Урок пятый. О том, что любовь одна, и куда смотреть, чтобы её увидеть

– На прошлом уроке вы привели так много примеров всего, что люди зовут любовью; но когда хотят навести порядок в словах, вы возражаете и говорите, что жизнь богаче слов, а слова вторичны. Получается безвыходное положение!

– Радует, что вы внимательно следите за ходом уроков. И замечание ваше вполне обосновано – хотя положение, к счастью, вовсе не безвыходное. В любом живом языке смысл слов (кроме самых простейших) всегда размыт и не вполне определен. Слова имеют единообразный, формально определенный смысл только в искусственных языках, для которых предметная область изобретена человеком. Таковы языки программирования компьютеров и различные математические теории. Но и для них всегда необходим «метаязык», то есть другой язык, более широкий и емкий, на котором только и можно описать язык формальный.

Всякому живому языку свойственна омонимия – одинаковые слова, означающие различные предметы. Если смысл двух омонимов далек друг от друга и спутать их невозможно, например, брак – супружеский союз (древнее славянское слово, родственное глаголу брать) и брак – недоброкачественная продукция (появилось лишь в XVIII веке, германского происхождения, сравн. brechen – «ломать»), то они никого не волнуют, кроме разве что остряков-самоучек. Но в более сложных случаях смысл понятий сближается, и возникают немалые сложности. Вместо омонимов мы уже видим одно и то же слово, но с различными смысловыми оттенками – коннотациями. Например, слову противник присущ целый спектр значений, от участника в спортивном состязании до врага в вооруженной борьбе и самого дьявола. Какой смысл несет оно в каждом конкретном случае?…

На эту тему исписаны тонны бумаги, от заумной философии до скабрезных анекдотов. Классический «парадокс кучи» дает нам превосходный импульс к размышлению:

Один камень – куча? (ответ, очевидно, «нет»).

Два камня – куча? (тоже нет).

А три камня – куча? (и т.д.…Когда можно сказать «да»?)

Выход из этого тупика, как и многих других, подобных ему, мы уже видели. Надо отказаться от мысли, что наш язык – это формальная система определений и силлогизмов, некий набор рамок, в которых заключена реальная жизнь. Как раз наоборот: именно реальность – это та среда и рамка, в которой только и возможно осмысленное бытие языка.

Итак, лучше отказаться от попыток найти определение «настоящей любви» в том или ином языке, а вместо этого поискать его в реальной жизни.

– Но мы же видели – в жизни нет никакого порядка!

– А вот это уже неправда. Мы с вами смотрели по сторонам, а ведь этого недостаточно.

– Куда же смотреть, как не по сторонам??

Один дед ехал с внуком в санях по пустынному месту, видит, стоят стога. Он оглянулся по сторонам, туда, сюда – никого кругом. Дай, думает, позаимствую охапочку сена – и скорей к стогу.

– Дедушка, дедушка!

– Что случилось?

– Ты наверх забыл посмотреть!

# Задания
A – Определите, согласуются ли с уроком о любви утверждения (i), (ii) и (iii). Для каждого ответьте «да» или «нет» и точно процитируйте решающие слова урока.
(i) Единообразный, формально определенный смысл слова имеют только в искусственных языках.
(ii) Слово «брак» в значении «недоброкачественная продукция» древнее славянское и родственно глаголу «брать».
(iii) Урок советует искать определение «настоящей любви» в том или ином языке.
B – Продолжите урок о любви с места, на котором он обрывается.

# Список данных
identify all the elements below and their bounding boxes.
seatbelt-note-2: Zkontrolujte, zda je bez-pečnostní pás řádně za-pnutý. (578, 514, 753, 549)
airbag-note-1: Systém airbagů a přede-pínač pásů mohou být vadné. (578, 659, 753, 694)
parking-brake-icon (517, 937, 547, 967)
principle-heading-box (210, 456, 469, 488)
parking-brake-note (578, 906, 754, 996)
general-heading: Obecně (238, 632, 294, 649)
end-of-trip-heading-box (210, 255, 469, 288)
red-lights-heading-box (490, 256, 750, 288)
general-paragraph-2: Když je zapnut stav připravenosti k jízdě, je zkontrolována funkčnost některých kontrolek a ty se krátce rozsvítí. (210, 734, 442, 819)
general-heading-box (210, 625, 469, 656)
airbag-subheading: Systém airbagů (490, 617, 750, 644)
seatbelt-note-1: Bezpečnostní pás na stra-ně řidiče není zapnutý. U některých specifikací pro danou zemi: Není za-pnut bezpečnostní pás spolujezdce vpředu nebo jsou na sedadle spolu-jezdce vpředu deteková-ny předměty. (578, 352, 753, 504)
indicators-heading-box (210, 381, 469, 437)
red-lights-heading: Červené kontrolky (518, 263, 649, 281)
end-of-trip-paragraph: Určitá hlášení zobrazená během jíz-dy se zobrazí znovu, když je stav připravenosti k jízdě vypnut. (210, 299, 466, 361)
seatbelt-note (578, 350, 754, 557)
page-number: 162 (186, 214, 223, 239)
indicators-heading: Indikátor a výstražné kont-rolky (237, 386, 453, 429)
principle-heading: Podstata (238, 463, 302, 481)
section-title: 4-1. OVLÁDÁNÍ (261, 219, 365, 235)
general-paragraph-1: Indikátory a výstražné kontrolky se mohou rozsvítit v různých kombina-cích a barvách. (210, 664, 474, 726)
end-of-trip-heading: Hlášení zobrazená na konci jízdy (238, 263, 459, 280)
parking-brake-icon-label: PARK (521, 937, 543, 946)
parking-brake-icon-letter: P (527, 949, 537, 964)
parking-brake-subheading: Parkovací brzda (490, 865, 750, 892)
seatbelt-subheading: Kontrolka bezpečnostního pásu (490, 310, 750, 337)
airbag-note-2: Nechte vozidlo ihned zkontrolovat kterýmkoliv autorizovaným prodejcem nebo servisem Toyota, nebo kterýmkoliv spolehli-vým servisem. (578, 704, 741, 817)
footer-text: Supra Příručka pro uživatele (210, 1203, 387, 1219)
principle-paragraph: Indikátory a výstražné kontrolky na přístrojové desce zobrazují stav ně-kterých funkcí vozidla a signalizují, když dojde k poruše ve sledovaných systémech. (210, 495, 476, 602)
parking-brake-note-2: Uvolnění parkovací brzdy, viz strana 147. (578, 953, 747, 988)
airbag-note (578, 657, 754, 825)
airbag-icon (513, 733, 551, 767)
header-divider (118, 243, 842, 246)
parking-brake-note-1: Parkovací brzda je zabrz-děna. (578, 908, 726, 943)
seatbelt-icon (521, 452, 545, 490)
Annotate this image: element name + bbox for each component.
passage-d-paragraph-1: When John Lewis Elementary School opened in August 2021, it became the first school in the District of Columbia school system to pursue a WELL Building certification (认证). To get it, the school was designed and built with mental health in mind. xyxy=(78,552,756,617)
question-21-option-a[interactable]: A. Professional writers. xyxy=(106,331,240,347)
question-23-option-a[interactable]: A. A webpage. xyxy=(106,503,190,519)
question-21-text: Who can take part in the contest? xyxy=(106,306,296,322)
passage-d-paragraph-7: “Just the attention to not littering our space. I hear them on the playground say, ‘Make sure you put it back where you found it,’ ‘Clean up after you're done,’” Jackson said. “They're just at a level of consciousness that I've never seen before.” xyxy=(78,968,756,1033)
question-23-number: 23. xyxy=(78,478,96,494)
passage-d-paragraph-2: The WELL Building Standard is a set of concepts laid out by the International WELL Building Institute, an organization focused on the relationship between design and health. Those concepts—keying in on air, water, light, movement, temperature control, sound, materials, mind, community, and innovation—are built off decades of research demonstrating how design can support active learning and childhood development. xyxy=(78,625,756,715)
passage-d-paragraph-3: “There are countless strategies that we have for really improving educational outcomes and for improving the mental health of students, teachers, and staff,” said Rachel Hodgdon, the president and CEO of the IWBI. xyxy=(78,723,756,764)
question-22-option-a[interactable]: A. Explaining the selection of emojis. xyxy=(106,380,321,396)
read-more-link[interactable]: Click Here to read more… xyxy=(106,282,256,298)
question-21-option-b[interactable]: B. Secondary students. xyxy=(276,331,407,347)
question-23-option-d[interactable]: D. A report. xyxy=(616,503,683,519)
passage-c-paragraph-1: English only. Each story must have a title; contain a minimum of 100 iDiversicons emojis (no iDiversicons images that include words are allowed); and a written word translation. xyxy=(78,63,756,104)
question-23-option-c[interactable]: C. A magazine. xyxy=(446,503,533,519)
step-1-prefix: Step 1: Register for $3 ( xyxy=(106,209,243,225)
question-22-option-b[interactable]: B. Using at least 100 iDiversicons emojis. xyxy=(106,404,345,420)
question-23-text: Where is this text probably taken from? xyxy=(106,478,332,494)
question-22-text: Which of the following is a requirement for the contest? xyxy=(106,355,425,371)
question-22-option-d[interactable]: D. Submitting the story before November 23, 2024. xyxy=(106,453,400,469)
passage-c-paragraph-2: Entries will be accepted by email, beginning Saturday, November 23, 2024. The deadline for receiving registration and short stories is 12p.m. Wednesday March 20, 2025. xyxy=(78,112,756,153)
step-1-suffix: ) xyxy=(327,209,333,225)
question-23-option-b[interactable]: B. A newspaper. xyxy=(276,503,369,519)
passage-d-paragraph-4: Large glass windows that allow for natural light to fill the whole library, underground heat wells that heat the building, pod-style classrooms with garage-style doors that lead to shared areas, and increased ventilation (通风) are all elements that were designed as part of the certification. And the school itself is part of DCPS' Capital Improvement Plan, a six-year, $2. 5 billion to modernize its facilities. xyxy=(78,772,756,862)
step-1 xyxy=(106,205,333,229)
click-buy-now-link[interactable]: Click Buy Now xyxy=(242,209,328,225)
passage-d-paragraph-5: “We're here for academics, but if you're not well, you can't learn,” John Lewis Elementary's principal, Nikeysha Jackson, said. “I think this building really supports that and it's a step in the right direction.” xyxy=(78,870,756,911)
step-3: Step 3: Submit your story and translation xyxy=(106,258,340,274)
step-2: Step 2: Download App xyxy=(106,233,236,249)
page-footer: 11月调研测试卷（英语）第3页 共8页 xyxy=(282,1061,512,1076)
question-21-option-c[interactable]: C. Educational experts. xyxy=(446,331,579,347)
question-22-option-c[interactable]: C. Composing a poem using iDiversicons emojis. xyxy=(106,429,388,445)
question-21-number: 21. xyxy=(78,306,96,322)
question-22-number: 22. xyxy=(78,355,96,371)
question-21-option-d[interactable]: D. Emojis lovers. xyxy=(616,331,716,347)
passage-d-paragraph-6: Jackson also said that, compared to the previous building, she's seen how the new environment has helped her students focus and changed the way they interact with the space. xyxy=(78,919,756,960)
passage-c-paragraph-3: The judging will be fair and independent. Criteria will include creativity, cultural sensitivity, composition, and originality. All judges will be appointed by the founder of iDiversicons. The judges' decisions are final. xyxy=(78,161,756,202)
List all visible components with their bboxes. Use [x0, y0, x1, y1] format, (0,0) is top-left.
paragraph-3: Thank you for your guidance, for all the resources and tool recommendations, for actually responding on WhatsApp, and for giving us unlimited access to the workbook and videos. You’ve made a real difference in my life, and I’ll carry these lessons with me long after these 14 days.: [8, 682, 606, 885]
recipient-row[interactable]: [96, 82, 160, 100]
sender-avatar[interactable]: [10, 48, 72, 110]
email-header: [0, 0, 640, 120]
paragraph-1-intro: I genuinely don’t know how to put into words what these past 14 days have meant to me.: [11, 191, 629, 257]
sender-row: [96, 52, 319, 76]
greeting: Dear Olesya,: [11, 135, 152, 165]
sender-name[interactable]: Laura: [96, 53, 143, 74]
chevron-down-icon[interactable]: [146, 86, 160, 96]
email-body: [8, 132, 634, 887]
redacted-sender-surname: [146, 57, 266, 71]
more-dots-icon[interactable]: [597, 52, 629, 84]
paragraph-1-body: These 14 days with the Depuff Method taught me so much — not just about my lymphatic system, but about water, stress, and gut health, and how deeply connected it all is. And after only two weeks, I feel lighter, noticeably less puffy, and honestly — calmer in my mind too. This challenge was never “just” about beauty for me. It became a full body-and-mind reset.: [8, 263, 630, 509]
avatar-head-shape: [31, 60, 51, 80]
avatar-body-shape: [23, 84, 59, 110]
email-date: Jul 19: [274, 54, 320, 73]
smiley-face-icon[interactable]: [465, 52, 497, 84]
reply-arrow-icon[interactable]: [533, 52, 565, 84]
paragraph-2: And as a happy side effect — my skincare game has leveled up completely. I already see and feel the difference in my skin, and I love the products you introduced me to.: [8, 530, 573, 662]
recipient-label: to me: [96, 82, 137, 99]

# Ответы
A –
(i) Да: «Слова имеют единообразный, формально определенный смысл только в искусственных языках».
(ii) Нет: «появилось лишь в XVIII веке, германского происхождения».
(iii) Нет: «лучше отказаться от попыток найти определение «настоящей любви» в том или ином языке, а вместо этого поискать его в реальной жизни».

B –
Ситуация знакома практически всем, не только совестливым нарушителям Восьмой заповеди. Решение любой серьезной задачи – технической, математической, нравственной, мировоззренческой и т. п. – требует «взгляда вверх», отрыва от окружающей среды, привычной, стандартной, и поэтому в какой-то мере сковывающей способности души. Не приходилось ли вам видеть, как верующие осеняют себя крестом – ото лба к поясу, от правого плеча к левому – начиная всякое дело, или просто в трудную минуту? Это как раз и есть взгляд вверх, взгляд на Бога.

Растерявшись в поисках настоящей любви, обнаружив, что кругом нас – как и в нас самих – порядка мало, мы смотрим вверх, обращаясь к Богу в надежде, что у Него мы найдем потерянную нами настоящую любовь и даже научимся, как ее себе вернуть. Во всяком случае, имеет смысл попробовать.

Надо признать, что многие с этим не согласятся – те, кто убеждены, что «наверху» нет ничего, кроме звезд, птиц и самолетов. Но ведь им тоже, раньше или позже, приходится выводить свой взгляд из плоскости в третье измерение, как о том повествует следующая морская быль, зеркальное отражение мирной притчи про сено:

– Сэр, буря усиливается, в корпусе открылась течь.

– Штурман, сообщите расстояние до земли.

– Две мили, сэр.

– В каком направлении?

– Вниз, сэр.

* * *

В Священном Писании Нового Завета совсем немного богословия. Это удивляет новичков, но вполне естественно для более опытных верующих: вспомните, что мы говорили только что о жизни и умозаключениях. Богословие стало всерьез развиваться лишь тогда, когда понадобились умозаключения – через 200-300 лет после новозаветной эпохи, в эпоху острых религиозных споров. А новозаветные тексты – это главным образом свидетельства очевидцев или письма, написанные по тем или иным практическим поводам.

Однако среди окружения Спасителя выделяется одно имя, к которому мы неизменно присоединяем титул «Богослова»: это Апостол и Евангелист Иоанн. В написанном им Евангелии, посланиях, а также в таинственной книге Откровения (по-гречески «Апокалипсис») мы находим богословское содержание, объяснения и формулировки, словно Апостол писал для нас с вами. Наверное, так оно и было.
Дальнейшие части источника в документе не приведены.